*Excerpt:*

Solved: split strings based on a list of specific strings and stop the process...

Alexxxxxxx · Posted 05-10-2019 11:33 AM

Dear all,

How can I split strings based on a list of specific strings (i.e., LTD, CO, LTD CO) and stop the process when first meeting them.

during the process,

1.I expect not to process brackets( i.e., (), [], {}, ' ', " ") and strings among brackets during the process.

2.split the substrings to a new variable 'NAME_address'

for example,

data HAVE;
  input NAME: &$500.;
cards;
3M CO (MINNESOTA MINING AND MANUFACTURING CO) 
3M CO 'MINNESOTA MINING AND MANUFACTURING CO' 
3M CO "MINNESOTA MINING AND MANUFACTURING CO" 


3M CO (MINNESOTA MINING AND MANUFACTURING CO) A LTD IN UK 
3M CO 'MINNESOTA MINING AND MANUFACTURING CO' A UK CO 
3M CO "MINNESOTA MINING AND MANUFACTURING CO" A UK LTD 
ARCH TIMBER PROTECTION LTD A PRIVATE LTD CO ORGANISED UNDER THE LAWS OF THE UNITED KINDGOM 
run;

I expect to get the variable 'NAME_B' and 'NAME_address' from variable 'NAME'

NAME	NAME_B	NAME_address
3M CO (MINNESOTA MINING AND MANUFACTURING CO)	3M CO (MINNESOTA MINING AND MANUFACTURING CO)
3M CO 'MINNESOTA MINING AND MANUFACTURING CO'	3M CO 'MINNESOTA MINING AND MANUFACTURING CO'
3M CO "MINNESOTA MINING AND MANUFACTURING CO"	3M CO "MINNESOTA MINING AND MANUFACTURING CO"
3M CO (MINNESOTA MINING AND MANUFACTURING CO) A LTD IN UK	3M CO (MINNESOTA MINING AND MANUFACTURING CO)	A LTD IN UK
3M CO 'MINNESOTA MINING AND MANUFACTURING CO' A UK CO	3M CO 'MINNESOTA MINING AND MANUFACTURING CO'	A UK CO
3M CO "MINNESOTA MINING AND MANUFACTURING CO" A UK LTD	3M CO "MINNESOTA MINING AND MANUFACTURING CO"	A UK LTD
ARCH TIMBER PROTECTION LTD A PRIVATE LTD CO ORGANISED UNDER THE LAWS OF THE UNITED KINDGOM	ARCH TIMBER PROTECTION LTD	A PRIVATE LTD CO ORGANISED UNDER THE LAWS OF THE UNITED KINDGOM

Could you please give me some suggestions about this? thanks in advance.

ChrisNZ · Posted 05-13-2019 01:36 AM

This should get you ahead.

data HAVE;
  input NAME :& $500.;
cards;
3M CO (MINNESOTA MINING AND MANUFACTURING CO) 
3M CO 'MINNESOTA MINING AND MANUFACTURING CO' 
3M CO "MINNESOTA MINING AND MANUFACTURING CO"

*Excerpted data:*
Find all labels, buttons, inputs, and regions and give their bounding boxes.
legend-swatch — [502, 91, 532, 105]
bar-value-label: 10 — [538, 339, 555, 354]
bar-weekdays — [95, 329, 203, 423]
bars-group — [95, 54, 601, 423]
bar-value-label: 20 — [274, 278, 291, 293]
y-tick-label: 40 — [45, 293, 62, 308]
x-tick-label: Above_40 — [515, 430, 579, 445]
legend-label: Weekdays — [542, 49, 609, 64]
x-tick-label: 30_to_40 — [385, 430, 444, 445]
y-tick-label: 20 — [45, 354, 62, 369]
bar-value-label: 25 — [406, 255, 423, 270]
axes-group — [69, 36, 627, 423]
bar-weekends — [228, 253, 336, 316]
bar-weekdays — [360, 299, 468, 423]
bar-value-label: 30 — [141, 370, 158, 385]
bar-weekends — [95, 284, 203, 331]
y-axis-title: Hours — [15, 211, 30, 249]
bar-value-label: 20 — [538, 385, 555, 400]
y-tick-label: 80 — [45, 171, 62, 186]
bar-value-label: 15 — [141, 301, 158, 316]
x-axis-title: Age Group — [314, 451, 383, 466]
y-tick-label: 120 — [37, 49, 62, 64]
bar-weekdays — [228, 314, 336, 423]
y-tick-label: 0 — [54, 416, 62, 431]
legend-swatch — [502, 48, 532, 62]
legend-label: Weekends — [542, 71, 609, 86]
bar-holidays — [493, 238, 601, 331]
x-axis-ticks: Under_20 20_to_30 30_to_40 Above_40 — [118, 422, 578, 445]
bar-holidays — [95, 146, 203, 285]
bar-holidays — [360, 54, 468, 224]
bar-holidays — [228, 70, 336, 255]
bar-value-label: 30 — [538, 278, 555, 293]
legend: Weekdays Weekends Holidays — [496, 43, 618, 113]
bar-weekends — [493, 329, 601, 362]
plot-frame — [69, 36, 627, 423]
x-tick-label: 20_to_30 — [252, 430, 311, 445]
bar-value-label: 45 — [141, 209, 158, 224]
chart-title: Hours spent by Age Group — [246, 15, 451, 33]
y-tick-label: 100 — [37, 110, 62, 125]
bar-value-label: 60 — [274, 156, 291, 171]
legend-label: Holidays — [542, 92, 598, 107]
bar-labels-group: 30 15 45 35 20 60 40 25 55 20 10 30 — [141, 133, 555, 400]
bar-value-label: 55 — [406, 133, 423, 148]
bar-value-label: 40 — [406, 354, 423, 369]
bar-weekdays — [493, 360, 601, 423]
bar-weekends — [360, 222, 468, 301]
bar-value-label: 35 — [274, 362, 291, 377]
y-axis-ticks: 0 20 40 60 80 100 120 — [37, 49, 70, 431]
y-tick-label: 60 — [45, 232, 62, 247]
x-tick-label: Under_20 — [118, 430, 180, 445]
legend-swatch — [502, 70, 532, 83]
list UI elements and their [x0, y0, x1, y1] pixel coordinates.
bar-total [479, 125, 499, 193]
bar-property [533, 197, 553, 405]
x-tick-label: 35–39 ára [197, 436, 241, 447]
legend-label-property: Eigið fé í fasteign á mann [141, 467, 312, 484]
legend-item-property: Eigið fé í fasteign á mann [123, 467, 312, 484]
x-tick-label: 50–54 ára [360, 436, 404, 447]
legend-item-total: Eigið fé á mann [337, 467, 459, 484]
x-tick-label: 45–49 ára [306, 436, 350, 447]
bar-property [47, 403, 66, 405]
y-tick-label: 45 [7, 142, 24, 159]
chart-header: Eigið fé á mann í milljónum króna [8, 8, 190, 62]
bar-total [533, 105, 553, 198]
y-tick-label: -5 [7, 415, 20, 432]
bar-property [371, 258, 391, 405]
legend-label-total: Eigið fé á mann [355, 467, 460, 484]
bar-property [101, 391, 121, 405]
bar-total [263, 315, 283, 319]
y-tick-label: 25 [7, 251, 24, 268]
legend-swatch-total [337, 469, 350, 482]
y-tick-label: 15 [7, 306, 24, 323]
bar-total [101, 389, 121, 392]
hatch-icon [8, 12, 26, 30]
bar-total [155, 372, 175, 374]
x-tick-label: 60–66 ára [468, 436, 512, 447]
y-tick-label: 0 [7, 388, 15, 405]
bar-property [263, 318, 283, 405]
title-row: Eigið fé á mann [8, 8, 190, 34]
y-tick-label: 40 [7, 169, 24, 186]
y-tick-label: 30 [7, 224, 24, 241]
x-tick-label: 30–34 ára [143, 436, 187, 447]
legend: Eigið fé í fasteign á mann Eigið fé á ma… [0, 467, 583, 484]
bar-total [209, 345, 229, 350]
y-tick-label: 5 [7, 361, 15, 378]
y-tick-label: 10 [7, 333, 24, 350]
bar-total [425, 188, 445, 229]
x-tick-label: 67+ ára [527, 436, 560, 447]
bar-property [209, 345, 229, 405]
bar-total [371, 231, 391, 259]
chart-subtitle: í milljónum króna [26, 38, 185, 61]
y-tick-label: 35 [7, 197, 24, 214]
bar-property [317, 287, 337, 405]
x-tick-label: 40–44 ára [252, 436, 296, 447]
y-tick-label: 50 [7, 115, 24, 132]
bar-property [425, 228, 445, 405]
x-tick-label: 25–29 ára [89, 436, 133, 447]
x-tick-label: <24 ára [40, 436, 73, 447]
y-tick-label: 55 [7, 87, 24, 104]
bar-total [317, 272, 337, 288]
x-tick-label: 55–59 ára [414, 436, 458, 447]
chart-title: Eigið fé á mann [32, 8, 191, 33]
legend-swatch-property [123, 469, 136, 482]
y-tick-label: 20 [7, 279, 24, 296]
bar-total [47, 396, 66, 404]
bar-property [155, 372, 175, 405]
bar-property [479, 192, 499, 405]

*Written problem:* Continue the SAS forum thread on splitting company names at the first LTD or CO, starting right after its final line.

*Output for this task:*
3M CO (MINNESOTA MINING AND MANUFACTURING CO) A LTD IN UK 
3M CO 'MINNESOTA MINING AND MANUFACTURING CO' A UK CO 
3M CO "MINNESOTA MINING AND MANUFACTURING CO" A UK LTD 
ARCH TIMBER PROTECTION LTD A PRIVATE LTD CO ORGANISED UNDER THE LAWS OF THE UNITED KINDGOM 
run;    

data WANT;
  set HAVE;
  array SUFFIX[22] $6 _temporary_( 
                        'LTD   '
                        'CO    '  'CO LTD'
                        'INC   '
                        'PLC   '
                        'SPA   '
                        'LLP   '
                        'LLC   '
                        'LC    '
                        'AB    '
                        'AG    '
                        'SA    '
                        'SAS   '
                        'SAL   '
                        'SPA   '
                        'SRO   '
                        'SRL   '
                        'GMBH  '
                        'KK    '
                        'BV    '
                        'CP    '
                        'NL    '
                        ) ;    
  do I=1 to 26;
    STR= '/(.*? '||trim(SUFFIX[I])||'( \(.*\)| ".*"| ''.*'')? )/';
    REGEX= prxparse(STR);
    call prxsubstr(REGEX,NAME,POS,LEN);
    if POS then do;
      SUBSTR1=substr(NAME,POS,LEN);
      output; 
      leave;
    end;
  end;
run;

SUBSTR1
3M CO (MINNESOTA MINING AND MANUFACTURING CO)
3M CO 'MINNESOTA MINING AND MANUFACTURING CO'
3M CO "MINNESOTA MINING AND MANUFACTURING CO"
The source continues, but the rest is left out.